[Recorded data]
▽
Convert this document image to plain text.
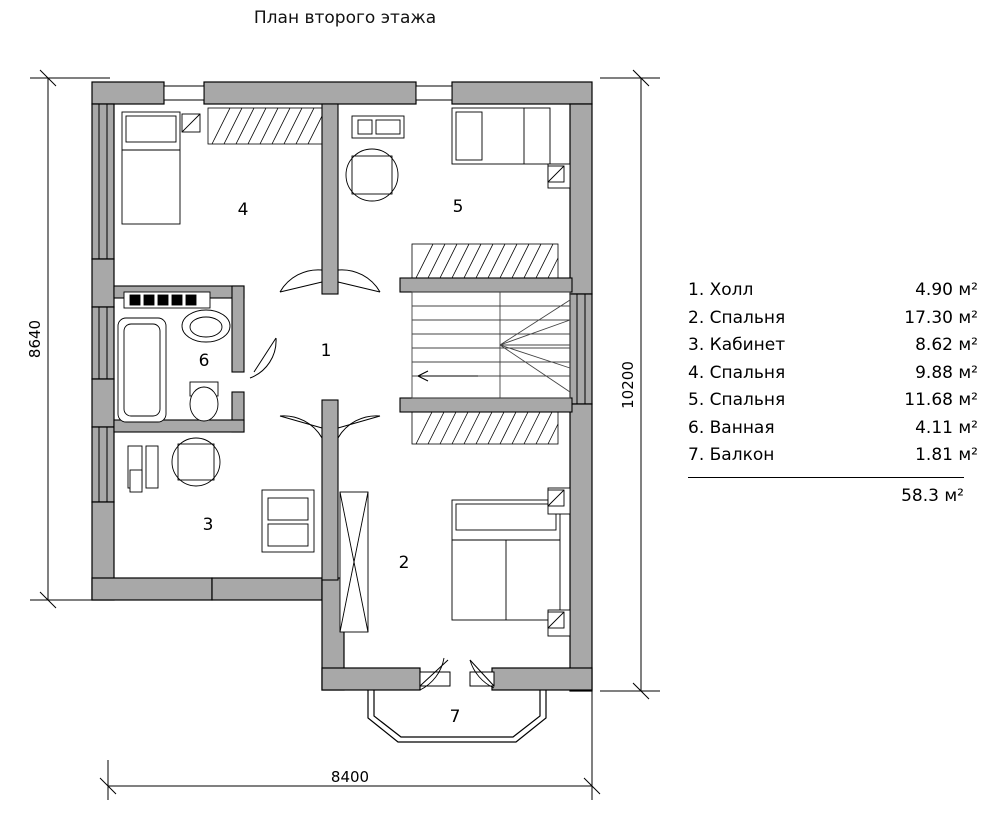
План второго этажа
8640
10200
8400
1
2
3
4	5
6
7
1. Холл	4.90 м²
2. Спальня	17.30 м²
3. Кабинет	8.62 м²
4. Спальня	9.88 м²
5. Спальня	11.68 м²
6. Ванная	4.11 м²
7. Балкон	1.81 м²
58.3 м²
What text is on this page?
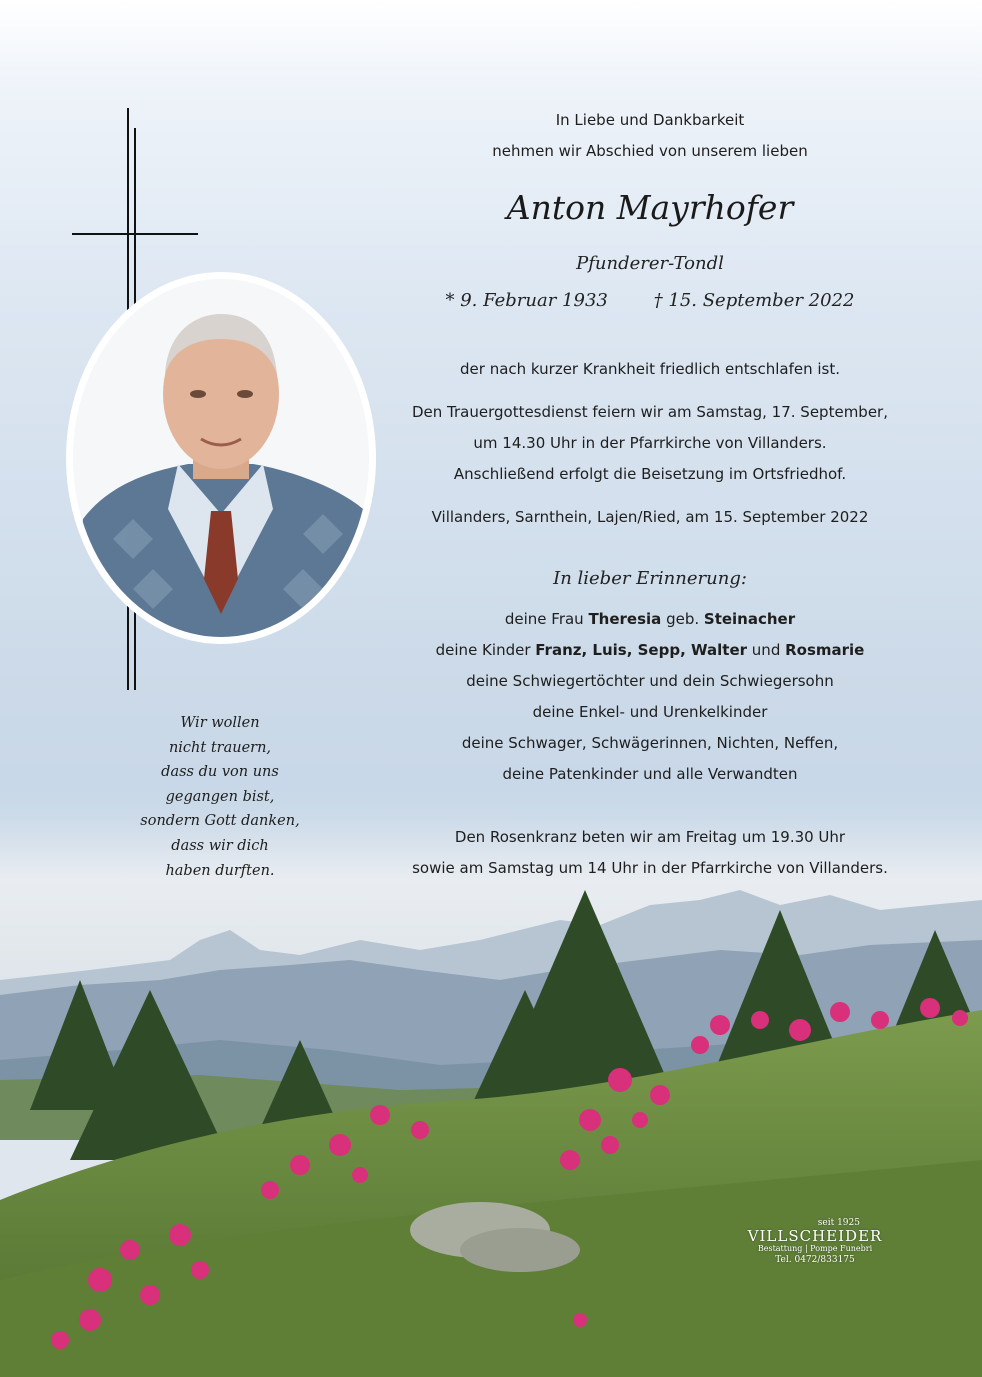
In Liebe und Dankbarkeit
nehmen wir Abschied von unserem lieben
Anton Mayrhofer
Pfunderer-Tondl
* 9. Februar 1933	† 15. September 2022
der nach kurzer Krankheit friedlich entschlafen ist.
Den Trauergottesdienst feiern wir am Samstag, 17. September,
um 14.30 Uhr in der Pfarrkirche von Villanders.
Anschließend erfolgt die Beisetzung im Ortsfriedhof.
Villanders, Sarnthein, Lajen/Ried, am 15. September 2022
In lieber Erinnerung:
deine Frau Theresia geb. Steinacher
deine Kinder Franz, Luis, Sepp, Walter und Rosmarie
deine Schwiegertöchter und dein Schwiegersohn
deine Enkel- und Urenkelkinder
deine Schwager, Schwägerinnen, Nichten, Neffen,
deine Patenkinder und alle Verwandten
Den Rosenkranz beten wir am Freitag um 19.30 Uhr
sowie am Samstag um 14 Uhr in der Pfarrkirche von Villanders.
Wir wollen
nicht trauern,
dass du von uns
gegangen bist,
sondern Gott danken,
dass wir dich
haben durften.
seit 1925
VILLSCHEIDER
Bestattung | Pompe Funebri
Tel. 0472/833175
△
**Task to complete:**
Every record above should be written out again without change, except that the pictures are left out.

**Exercise result:**
Convert this document image to plain text.
План второго этажа
8640
10200
8400
1
2
3
4	5
6
7
1. Холл	4.90 м²
2. Спальня	17.30 м²
3. Кабинет	8.62 м²
4. Спальня	9.88 м²
5. Спальня	11.68 м²
6. Ванная	4.11 м²
7. Балкон	1.81 м²
58.3 м²
What text is on this page?
In Liebe und Dankbarkeit
nehmen wir Abschied von unserem lieben
Anton Mayrhofer
Pfunderer-Tondl
* 9. Februar 1933	† 15. September 2022
der nach kurzer Krankheit friedlich entschlafen ist.
Den Trauergottesdienst feiern wir am Samstag, 17. September,
um 14.30 Uhr in der Pfarrkirche von Villanders.
Anschließend erfolgt die Beisetzung im Ortsfriedhof.
Villanders, Sarnthein, Lajen/Ried, am 15. September 2022
In lieber Erinnerung:
deine Frau Theresia geb. Steinacher
deine Kinder Franz, Luis, Sepp, Walter und Rosmarie
deine Schwiegertöchter und dein Schwiegersohn
deine Enkel- und Urenkelkinder
deine Schwager, Schwägerinnen, Nichten, Neffen,
deine Patenkinder und alle Verwandten
Den Rosenkranz beten wir am Freitag um 19.30 Uhr
sowie am Samstag um 14 Uhr in der Pfarrkirche von Villanders.
Wir wollen
nicht trauern,
dass du von uns
gegangen bist,
sondern Gott danken,
dass wir dich
haben durften.
seit 1925
VILLSCHEIDER
Bestattung | Pompe Funebri
Tel. 0472/833175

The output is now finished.